Element region listings:
***
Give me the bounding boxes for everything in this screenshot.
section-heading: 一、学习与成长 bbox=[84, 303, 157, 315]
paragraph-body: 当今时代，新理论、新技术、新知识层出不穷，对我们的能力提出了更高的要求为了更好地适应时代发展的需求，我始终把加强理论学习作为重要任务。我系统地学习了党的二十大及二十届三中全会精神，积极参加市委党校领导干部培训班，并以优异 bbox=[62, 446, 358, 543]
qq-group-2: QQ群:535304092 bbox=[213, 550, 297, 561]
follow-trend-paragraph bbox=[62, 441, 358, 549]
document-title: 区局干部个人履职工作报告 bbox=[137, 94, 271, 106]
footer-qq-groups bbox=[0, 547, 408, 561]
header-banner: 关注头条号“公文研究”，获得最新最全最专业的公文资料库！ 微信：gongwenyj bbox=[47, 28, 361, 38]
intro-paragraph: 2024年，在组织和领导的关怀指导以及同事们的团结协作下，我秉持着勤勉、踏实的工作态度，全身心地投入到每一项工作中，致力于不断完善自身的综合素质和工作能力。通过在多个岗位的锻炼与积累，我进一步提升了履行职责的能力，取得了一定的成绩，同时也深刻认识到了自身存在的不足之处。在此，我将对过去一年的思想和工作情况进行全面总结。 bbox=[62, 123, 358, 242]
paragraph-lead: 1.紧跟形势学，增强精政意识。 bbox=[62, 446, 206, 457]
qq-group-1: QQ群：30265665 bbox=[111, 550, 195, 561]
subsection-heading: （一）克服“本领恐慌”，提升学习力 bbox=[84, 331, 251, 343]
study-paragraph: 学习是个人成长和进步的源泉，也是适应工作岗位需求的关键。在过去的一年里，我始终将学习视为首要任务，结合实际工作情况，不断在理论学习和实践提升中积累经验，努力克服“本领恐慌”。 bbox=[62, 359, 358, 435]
***
**WHAT YOU WILL DO:** Copy out every entry above line for line, leaving each one unchanged.

**EXERCISE SOLUTION:**
Give me the bounding boxes for everything in this screenshot.
section-heading: 一、学习与成长 bbox=[84, 303, 157, 315]
paragraph-body: 当今时代，新理论、新技术、新知识层出不穷，对我们的能力提出了更高的要求为了更好地适应时代发展的需求，我始终把加强理论学习作为重要任务。我系统地学习了党的二十大及二十届三中全会精神，积极参加市委党校领导干部培训班，并以优异 bbox=[62, 446, 358, 543]
qq-group-2: QQ群:535304092 bbox=[213, 550, 297, 561]
follow-trend-paragraph bbox=[62, 441, 358, 549]
document-title: 区局干部个人履职工作报告 bbox=[137, 94, 271, 106]
footer-qq-groups bbox=[0, 547, 408, 561]
header-banner: 关注头条号“公文研究”，获得最新最全最专业的公文资料库！ 微信：gongwenyj bbox=[47, 28, 361, 38]
intro-paragraph: 2024年，在组织和领导的关怀指导以及同事们的团结协作下，我秉持着勤勉、踏实的工作态度，全身心地投入到每一项工作中，致力于不断完善自身的综合素质和工作能力。通过在多个岗位的锻炼与积累，我进一步提升了履行职责的能力，取得了一定的成绩，同时也深刻认识到了自身存在的不足之处。在此，我将对过去一年的思想和工作情况进行全面总结。 bbox=[62, 123, 358, 242]
paragraph-lead: 1.紧跟形势学，增强精政意识。 bbox=[62, 446, 206, 457]
qq-group-1: QQ群：30265665 bbox=[111, 550, 195, 561]
subsection-heading: （一）克服“本领恐慌”，提升学习力 bbox=[84, 331, 251, 343]
study-paragraph: 学习是个人成长和进步的源泉，也是适应工作岗位需求的关键。在过去的一年里，我始终将学习视为首要任务，结合实际工作情况，不断在理论学习和实践提升中积累经验，努力克服“本领恐慌”。 bbox=[62, 359, 358, 435]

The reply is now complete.